*EXERCISE PROMPT*: Retype everything in the listing, leaving each line exactly as it is.

*STORED DATA*:

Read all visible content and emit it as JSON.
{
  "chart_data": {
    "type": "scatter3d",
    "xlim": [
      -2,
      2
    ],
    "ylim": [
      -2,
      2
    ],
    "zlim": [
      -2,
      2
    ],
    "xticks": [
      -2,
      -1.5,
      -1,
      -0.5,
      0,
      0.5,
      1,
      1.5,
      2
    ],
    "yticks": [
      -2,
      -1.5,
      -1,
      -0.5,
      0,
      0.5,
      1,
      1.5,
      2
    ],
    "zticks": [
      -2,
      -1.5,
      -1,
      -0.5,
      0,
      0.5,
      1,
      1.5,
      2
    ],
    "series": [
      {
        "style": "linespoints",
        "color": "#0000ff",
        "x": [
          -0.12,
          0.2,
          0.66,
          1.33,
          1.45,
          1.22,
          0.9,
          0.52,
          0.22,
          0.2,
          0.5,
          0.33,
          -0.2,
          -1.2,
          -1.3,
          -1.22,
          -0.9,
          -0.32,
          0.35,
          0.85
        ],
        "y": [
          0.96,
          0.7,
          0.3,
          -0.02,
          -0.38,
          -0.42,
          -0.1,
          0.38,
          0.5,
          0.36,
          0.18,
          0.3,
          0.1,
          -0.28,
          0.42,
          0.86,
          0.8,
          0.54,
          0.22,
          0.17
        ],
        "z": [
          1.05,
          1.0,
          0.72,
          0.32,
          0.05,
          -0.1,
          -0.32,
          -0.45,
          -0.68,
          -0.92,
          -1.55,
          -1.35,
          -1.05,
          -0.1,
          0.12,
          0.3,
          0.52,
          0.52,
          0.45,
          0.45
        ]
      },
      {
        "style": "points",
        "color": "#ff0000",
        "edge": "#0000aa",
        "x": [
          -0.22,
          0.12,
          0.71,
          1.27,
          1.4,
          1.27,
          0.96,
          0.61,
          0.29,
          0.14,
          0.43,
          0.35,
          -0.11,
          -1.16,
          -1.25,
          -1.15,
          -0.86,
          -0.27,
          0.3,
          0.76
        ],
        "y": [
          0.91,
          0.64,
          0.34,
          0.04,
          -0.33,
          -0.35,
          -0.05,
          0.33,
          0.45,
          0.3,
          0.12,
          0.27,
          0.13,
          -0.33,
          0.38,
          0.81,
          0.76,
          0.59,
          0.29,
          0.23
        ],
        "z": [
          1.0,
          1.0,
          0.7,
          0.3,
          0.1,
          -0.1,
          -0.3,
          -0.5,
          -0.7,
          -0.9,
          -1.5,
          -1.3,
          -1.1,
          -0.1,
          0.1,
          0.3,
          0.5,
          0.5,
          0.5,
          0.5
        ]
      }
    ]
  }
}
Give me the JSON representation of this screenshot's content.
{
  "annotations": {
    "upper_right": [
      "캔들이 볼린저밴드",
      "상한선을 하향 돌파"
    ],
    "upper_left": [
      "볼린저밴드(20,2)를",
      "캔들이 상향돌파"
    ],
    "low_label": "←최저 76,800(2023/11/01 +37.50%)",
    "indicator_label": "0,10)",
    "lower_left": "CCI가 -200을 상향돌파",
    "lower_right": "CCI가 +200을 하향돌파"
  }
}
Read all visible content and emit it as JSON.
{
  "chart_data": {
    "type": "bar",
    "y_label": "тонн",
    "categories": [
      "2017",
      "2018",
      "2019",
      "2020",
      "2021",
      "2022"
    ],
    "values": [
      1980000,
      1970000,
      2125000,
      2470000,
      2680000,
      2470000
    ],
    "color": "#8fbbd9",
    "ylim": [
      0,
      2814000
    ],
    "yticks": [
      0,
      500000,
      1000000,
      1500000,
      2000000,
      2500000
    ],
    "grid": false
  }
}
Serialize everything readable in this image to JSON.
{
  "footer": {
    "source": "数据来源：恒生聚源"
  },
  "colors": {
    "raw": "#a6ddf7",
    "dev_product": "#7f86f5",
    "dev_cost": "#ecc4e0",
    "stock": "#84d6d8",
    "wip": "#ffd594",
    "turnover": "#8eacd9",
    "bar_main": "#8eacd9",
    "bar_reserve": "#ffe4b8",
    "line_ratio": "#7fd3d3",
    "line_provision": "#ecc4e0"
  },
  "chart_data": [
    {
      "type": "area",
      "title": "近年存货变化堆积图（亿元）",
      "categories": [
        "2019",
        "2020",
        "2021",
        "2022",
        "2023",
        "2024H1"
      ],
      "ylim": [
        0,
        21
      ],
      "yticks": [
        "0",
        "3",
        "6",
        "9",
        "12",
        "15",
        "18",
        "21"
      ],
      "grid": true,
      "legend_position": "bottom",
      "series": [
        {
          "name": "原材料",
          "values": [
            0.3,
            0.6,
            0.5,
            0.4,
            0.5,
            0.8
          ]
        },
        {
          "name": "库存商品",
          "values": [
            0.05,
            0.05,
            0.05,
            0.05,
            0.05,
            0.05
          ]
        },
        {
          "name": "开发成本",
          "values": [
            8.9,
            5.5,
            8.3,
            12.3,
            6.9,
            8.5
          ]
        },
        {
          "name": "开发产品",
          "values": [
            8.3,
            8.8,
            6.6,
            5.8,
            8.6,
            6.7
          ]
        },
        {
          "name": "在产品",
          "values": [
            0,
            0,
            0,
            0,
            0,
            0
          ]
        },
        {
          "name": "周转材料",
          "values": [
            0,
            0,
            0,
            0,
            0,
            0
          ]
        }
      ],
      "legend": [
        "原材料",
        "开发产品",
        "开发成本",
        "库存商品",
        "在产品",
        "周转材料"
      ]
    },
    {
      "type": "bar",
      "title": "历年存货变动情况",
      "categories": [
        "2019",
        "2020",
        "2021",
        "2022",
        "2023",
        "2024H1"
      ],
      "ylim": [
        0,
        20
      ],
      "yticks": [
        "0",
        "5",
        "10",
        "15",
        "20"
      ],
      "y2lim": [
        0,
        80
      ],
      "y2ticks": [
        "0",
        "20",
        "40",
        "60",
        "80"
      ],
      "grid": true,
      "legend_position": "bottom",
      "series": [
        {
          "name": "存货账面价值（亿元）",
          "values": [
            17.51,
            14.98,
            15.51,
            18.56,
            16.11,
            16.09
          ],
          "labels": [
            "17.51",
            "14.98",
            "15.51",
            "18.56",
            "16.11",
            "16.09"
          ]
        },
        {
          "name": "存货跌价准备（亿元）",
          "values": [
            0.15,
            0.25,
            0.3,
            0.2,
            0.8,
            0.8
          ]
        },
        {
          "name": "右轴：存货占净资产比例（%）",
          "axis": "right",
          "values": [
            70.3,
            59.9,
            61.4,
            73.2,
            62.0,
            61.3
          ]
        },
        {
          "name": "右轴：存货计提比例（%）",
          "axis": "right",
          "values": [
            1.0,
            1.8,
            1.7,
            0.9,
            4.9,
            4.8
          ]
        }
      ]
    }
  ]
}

*RESULT FOR THIS EXERCISE*:
Read all visible content and emit it as JSON.
{
  "chart_data": {
    "type": "scatter3d",
    "xlim": [
      -2,
      2
    ],
    "ylim": [
      -2,
      2
    ],
    "zlim": [
      -2,
      2
    ],
    "xticks": [
      -2,
      -1.5,
      -1,
      -0.5,
      0,
      0.5,
      1,
      1.5,
      2
    ],
    "yticks": [
      -2,
      -1.5,
      -1,
      -0.5,
      0,
      0.5,
      1,
      1.5,
      2
    ],
    "zticks": [
      -2,
      -1.5,
      -1,
      -0.5,
      0,
      0.5,
      1,
      1.5,
      2
    ],
    "series": [
      {
        "style": "linespoints",
        "color": "#0000ff",
        "x": [
          -0.12,
          0.2,
          0.66,
          1.33,
          1.45,
          1.22,
          0.9,
          0.52,
          0.22,
          0.2,
          0.5,
          0.33,
          -0.2,
          -1.2,
          -1.3,
          -1.22,
          -0.9,
          -0.32,
          0.35,
          0.85
        ],
        "y": [
          0.96,
          0.7,
          0.3,
          -0.02,
          -0.38,
          -0.42,
          -0.1,
          0.38,
          0.5,
          0.36,
          0.18,
          0.3,
          0.1,
          -0.28,
          0.42,
          0.86,
          0.8,
          0.54,
          0.22,
          0.17
        ],
        "z": [
          1.05,
          1.0,
          0.72,
          0.32,
          0.05,
          -0.1,
          -0.32,
          -0.45,
          -0.68,
          -0.92,
          -1.55,
          -1.35,
          -1.05,
          -0.1,
          0.12,
          0.3,
          0.52,
          0.52,
          0.45,
          0.45
        ]
      },
      {
        "style": "points",
        "color": "#ff0000",
        "edge": "#0000aa",
        "x": [
          -0.22,
          0.12,
          0.71,
          1.27,
          1.4,
          1.27,
          0.96,
          0.61,
          0.29,
          0.14,
          0.43,
          0.35,
          -0.11,
          -1.16,
          -1.25,
          -1.15,
          -0.86,
          -0.27,
          0.3,
          0.76
        ],
        "y": [
          0.91,
          0.64,
          0.34,
          0.04,
          -0.33,
          -0.35,
          -0.05,
          0.33,
          0.45,
          0.3,
          0.12,
          0.27,
          0.13,
          -0.33,
          0.38,
          0.81,
          0.76,
          0.59,
          0.29,
          0.23
        ],
        "z": [
          1.0,
          1.0,
          0.7,
          0.3,
          0.1,
          -0.1,
          -0.3,
          -0.5,
          -0.7,
          -0.9,
          -1.5,
          -1.3,
          -1.1,
          -0.1,
          0.1,
          0.3,
          0.5,
          0.5,
          0.5,
          0.5
        ]
      }
    ]
  }
}
Give me the JSON representation of this screenshot's content.
{
  "annotations": {
    "upper_right": [
      "캔들이 볼린저밴드",
      "상한선을 하향 돌파"
    ],
    "upper_left": [
      "볼린저밴드(20,2)를",
      "캔들이 상향돌파"
    ],
    "low_label": "←최저 76,800(2023/11/01 +37.50%)",
    "indicator_label": "0,10)",
    "lower_left": "CCI가 -200을 상향돌파",
    "lower_right": "CCI가 +200을 하향돌파"
  }
}
Read all visible content and emit it as JSON.
{
  "chart_data": {
    "type": "bar",
    "y_label": "тонн",
    "categories": [
      "2017",
      "2018",
      "2019",
      "2020",
      "2021",
      "2022"
    ],
    "values": [
      1980000,
      1970000,
      2125000,
      2470000,
      2680000,
      2470000
    ],
    "color": "#8fbbd9",
    "ylim": [
      0,
      2814000
    ],
    "yticks": [
      0,
      500000,
      1000000,
      1500000,
      2000000,
      2500000
    ],
    "grid": false
  }
}
Serialize everything readable in this image to JSON.
{
  "footer": {
    "source": "数据来源：恒生聚源"
  },
  "colors": {
    "raw": "#a6ddf7",
    "dev_product": "#7f86f5",
    "dev_cost": "#ecc4e0",
    "stock": "#84d6d8",
    "wip": "#ffd594",
    "turnover": "#8eacd9",
    "bar_main": "#8eacd9",
    "bar_reserve": "#ffe4b8",
    "line_ratio": "#7fd3d3",
    "line_provision": "#ecc4e0"
  },
  "chart_data": [
    {
      "type": "area",
      "title": "近年存货变化堆积图（亿元）",
      "categories": [
        "2019",
        "2020",
        "2021",
        "2022",
        "2023",
        "2024H1"
      ],
      "ylim": [
        0,
        21
      ],
      "yticks": [
        "0",
        "3",
        "6",
        "9",
        "12",
        "15",
        "18",
        "21"
      ],
      "grid": true,
      "legend_position": "bottom",
      "series": [
        {
          "name": "原材料",
          "values": [
            0.3,
            0.6,
            0.5,
            0.4,
            0.5,
            0.8
          ]
        },
        {
          "name": "库存商品",
          "values": [
            0.05,
            0.05,
            0.05,
            0.05,
            0.05,
            0.05
          ]
        },
        {
          "name": "开发成本",
          "values": [
            8.9,
            5.5,
            8.3,
            12.3,
            6.9,
            8.5
          ]
        },
        {
          "name": "开发产品",
          "values": [
            8.3,
            8.8,
            6.6,
            5.8,
            8.6,
            6.7
          ]
        },
        {
          "name": "在产品",
          "values": [
            0,
            0,
            0,
            0,
            0,
            0
          ]
        },
        {
          "name": "周转材料",
          "values": [
            0,
            0,
            0,
            0,
            0,
            0
          ]
        }
      ],
      "legend": [
        "原材料",
        "开发产品",
        "开发成本",
        "库存商品",
        "在产品",
        "周转材料"
      ]
    },
    {
      "type": "bar",
      "title": "历年存货变动情况",
      "categories": [
        "2019",
        "2020",
        "2021",
        "2022",
        "2023",
        "2024H1"
      ],
      "ylim": [
        0,
        20
      ],
      "yticks": [
        "0",
        "5",
        "10",
        "15",
        "20"
      ],
      "y2lim": [
        0,
        80
      ],
      "y2ticks": [
        "0",
        "20",
        "40",
        "60",
        "80"
      ],
      "grid": true,
      "legend_position": "bottom",
      "series": [
        {
          "name": "存货账面价值（亿元）",
          "values": [
            17.51,
            14.98,
            15.51,
            18.56,
            16.11,
            16.09
          ],
          "labels": [
            "17.51",
            "14.98",
            "15.51",
            "18.56",
            "16.11",
            "16.09"
          ]
        },
        {
          "name": "存货跌价准备（亿元）",
          "values": [
            0.15,
            0.25,
            0.3,
            0.2,
            0.8,
            0.8
          ]
        },
        {
          "name": "右轴：存货占净资产比例（%）",
          "axis": "right",
          "values": [
            70.3,
            59.9,
            61.4,
            73.2,
            62.0,
            61.3
          ]
        },
        {
          "name": "右轴：存货计提比例（%）",
          "axis": "right",
          "values": [
            1.0,
            1.8,
            1.7,
            0.9,
            4.9,
            4.8
          ]
        }
      ]
    }
  ]
}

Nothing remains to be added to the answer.